* JOB: Pull out the court ruling on the motion to quash depositions and copy all of it word for word.

* SOURCE DOCUMENT:
○ ○ ○

Now before the Court is Defendant’s Motion for Protective Order to Quash and/or Limit
Depositions [Doc. 34]. Plaintiff filed a Response [Doc. 39] in opposition to the Motion, and
Defendant filed a Reply [Doc. 44]. The Motion is ripe for adjudication. Accordingly, for the
reasons set forth below, the Court DENIES Defendant’s Motion [Doc. 34].
I.
POSITIONS OF THE PARTIES
Defendant moves [Doc. 34] the Court for a protective order and/or to limit Plaintiff’s
noticed depositions pursuant to Federal Rule of Civil Procedure 26(b)(1) and (c). Specifically,
Defendant requests that the Court enter a protective order quashing the notice upon Mayor
Burchett and/or holding that Plaintiff is not entitled to depose Mayor Burchett. In addition,
Defendant argues that Plaintiff noticed a Rule 30(b)(6) witness on three matters relating to a
confidential mediation agreement. Defendant objects to any discovery regarding the mediated
agreement, arguing that Plaintiff is not complying with the properly executed confidentiality
agreement as more fully explained in Defendant’s first motion in limine [Doc. 33].1 Defendant
argues that any further disclosures constitute a material breach in violation of the confidentiality
provision of the mediation agreement dated June 6, 2016. Defendant states that for the reasons
explained in its motion in limine, Plaintiff is not permitted to engage in discovery under the new
standards under Rule 26(b) and that the discovery is not relevant.

○ ○ ○

* DATASET CONTENT:
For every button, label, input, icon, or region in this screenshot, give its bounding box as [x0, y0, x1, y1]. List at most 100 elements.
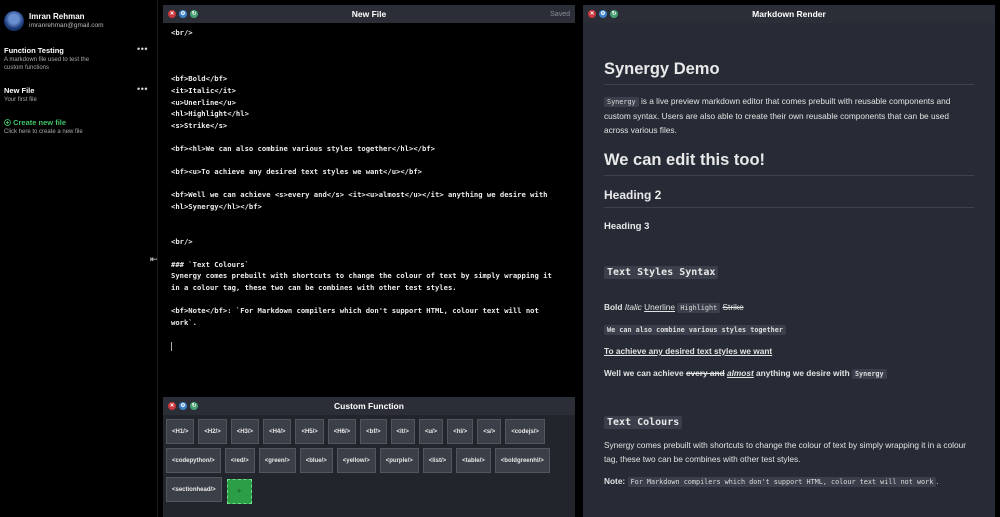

○ ○ ○

* COMPLETE ANSWER:
Now before the Court is Defendant’s Motion for Protective Order to Quash and/or Limit
Depositions [Doc. 34]. Plaintiff filed a Response [Doc. 39] in opposition to the Motion, and
Defendant filed a Reply [Doc. 44]. The Motion is ripe for adjudication. Accordingly, for the
reasons set forth below, the Court DENIES Defendant’s Motion [Doc. 34].
I.
POSITIONS OF THE PARTIES
Defendant moves [Doc. 34] the Court for a protective order and/or to limit Plaintiff’s
noticed depositions pursuant to Federal Rule of Civil Procedure 26(b)(1) and (c). Specifically,
Defendant requests that the Court enter a protective order quashing the notice upon Mayor
Burchett and/or holding that Plaintiff is not entitled to depose Mayor Burchett. In addition,
Defendant argues that Plaintiff noticed a Rule 30(b)(6) witness on three matters relating to a
confidential mediation agreement. Defendant objects to any discovery regarding the mediated
agreement, arguing that Plaintiff is not complying with the properly executed confidentiality
agreement as more fully explained in Defendant’s first motion in limine [Doc. 33].1 Defendant
argues that any further disclosures constitute a material breach in violation of the confidentiality
provision of the mediation agreement dated June 6, 2016. Defendant states that for the reasons
explained in its motion in limine, Plaintiff is not permitted to engage in discovery under the new
standards under Rule 26(b) and that the discovery is not relevant.